> **TEXTO DE LA PÁGINA**:
%%
La movilidad social, entendida como el movimiento individual o grupal en el sistema de clase, es la categoría usada para medir el funcionamiento de la igualdad de oportunidades en aquellas sociedades en las que la desigualdad está institucionalizada. Es decir, cuando la desigualdad es parte de la estructura social en una sociedad estratificada en capas, cuyos ocupantes tienen accesos desiguales a las oportunidades y recursos.
Por tanto, es muy diferente la desigualdad sin movilidad social que la desigualdad en un régimen donde son muchos los que tienen la oportunidad de mejorar su posición, con independencia de cuál sea su punto de partida. No en vano, en la Europa occidental post Segunda Guerra Mundial, la promesa de la movilidad social que los sistemas de igualdad de oportunidades encarnaban funcionó como el mejor mecanismo de integración ciudadana en el modelo industrial.
%%
> **FILAS DE DATOS**:
%%
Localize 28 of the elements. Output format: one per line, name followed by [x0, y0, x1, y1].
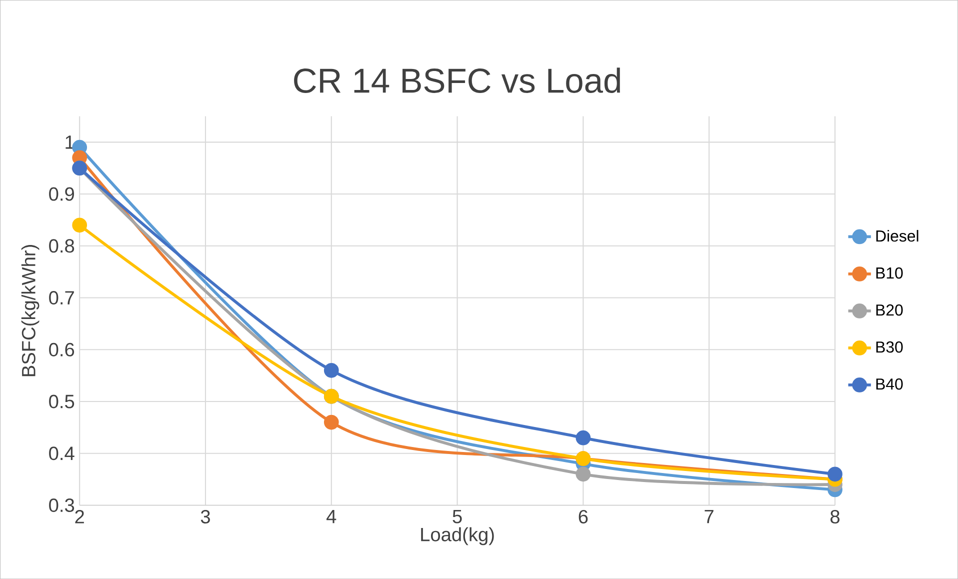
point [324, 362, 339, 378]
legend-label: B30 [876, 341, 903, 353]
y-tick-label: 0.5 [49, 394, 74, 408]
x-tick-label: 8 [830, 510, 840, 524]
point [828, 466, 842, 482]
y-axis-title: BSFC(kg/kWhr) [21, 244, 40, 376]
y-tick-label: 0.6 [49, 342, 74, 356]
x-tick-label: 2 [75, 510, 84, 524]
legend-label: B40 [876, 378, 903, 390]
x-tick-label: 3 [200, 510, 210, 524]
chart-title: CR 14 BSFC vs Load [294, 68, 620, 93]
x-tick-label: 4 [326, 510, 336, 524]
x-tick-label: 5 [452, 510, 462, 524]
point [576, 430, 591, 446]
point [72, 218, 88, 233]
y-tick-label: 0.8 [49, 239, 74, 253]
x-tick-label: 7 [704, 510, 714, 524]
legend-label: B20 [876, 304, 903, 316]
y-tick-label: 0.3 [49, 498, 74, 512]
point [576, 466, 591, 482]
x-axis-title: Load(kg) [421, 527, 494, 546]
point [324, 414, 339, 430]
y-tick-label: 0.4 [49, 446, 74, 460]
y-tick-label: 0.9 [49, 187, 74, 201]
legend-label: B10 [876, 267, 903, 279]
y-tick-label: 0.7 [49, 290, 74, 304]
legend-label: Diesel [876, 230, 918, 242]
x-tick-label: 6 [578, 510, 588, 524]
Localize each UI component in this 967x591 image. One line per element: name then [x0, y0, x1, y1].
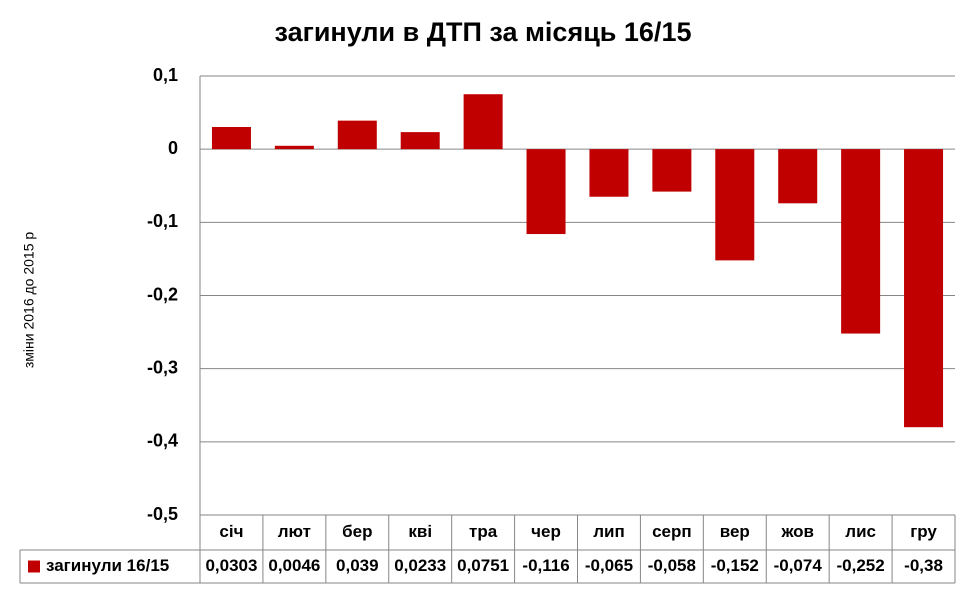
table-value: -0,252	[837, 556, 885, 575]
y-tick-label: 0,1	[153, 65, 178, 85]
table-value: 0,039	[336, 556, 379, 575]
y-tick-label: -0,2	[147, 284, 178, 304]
%%
> **TAREAS**:
**A)** Indica si cada afirmación coincide con el texto sobre movilidad social. Responde sí o no y cita las palabras exactas del texto que lo deciden. (i) La movilidad social sirve para medir cómo funciona la igualdad de oportunidades. (ii) Según el texto, la desigualdad con movilidad social equivale a la desigualdad sin ella. (iii) En la Europa occidental posterior a la Segunda Guerra Mundial, la promesa de movilidad social integró a la ciudadanía.
**B)** Prolonga el texto sobre movilidad social a partir de donde termina.

> **RESPUESTAS**:
**A)**
(i) Sí: "es la categoría usada para medir el funcionamiento de la igualdad de oportunidades".
(ii) No: "es muy diferente la desigualdad sin movilidad social que la desigualdad en un régimen donde son muchos los que tienen la oportunidad de mejorar su posición".
(iii) Sí: "la promesa de la movilidad social que los sistemas de igualdad de oportunidades encarnaban funcionó como el mejor mecanismo de integración ciudadana en el modelo industrial".

**B)**
El aumento de la desigualdad en la mayoría de los países de la OCDE es uno de los hechos más significativos y contrastados en la última década. La crisis económica de 2008 ha contribuido a reforzar la tendencia regresiva caracterizada por una menor movilidad social respecto a épocas pasadas por los cambios en la distribución de la renta; una tendencia a la transmisión intergeneracional de la pobreza; extensión de las situaciones de precariedad; disminución aparente de las clases medias con el consecuente aumento de la polarización social y el riesgo de nuevos conflictos sociales.
Según el tercer Informe sobre la Desigualdad en España, (Fundación Alternativas, 2018), nuestro país presenta una movilidad social –medida en este caso según las personas que mejoran, o empeoran, su posición relativa de ingreso– similar a la de la mayoría de países occidentales. Se constata un repunte de la desigualdad dado que, en la primera parte de la crisis económica, la movilidad social ascendente se ha reducido (estancamiento de ingreso/transmisión intergeneracional de la pobreza), al tiempo que se ha producido un aumento de la movilidad descendente (personas que retroceden a un grupo de renta inferior).
Las nuevas dimensiones de la desigualdad y su carácter poliédrico se hallan estrechamente vinculadas a las transformaciones en el contenido y el significado del trabajo contemporáneo.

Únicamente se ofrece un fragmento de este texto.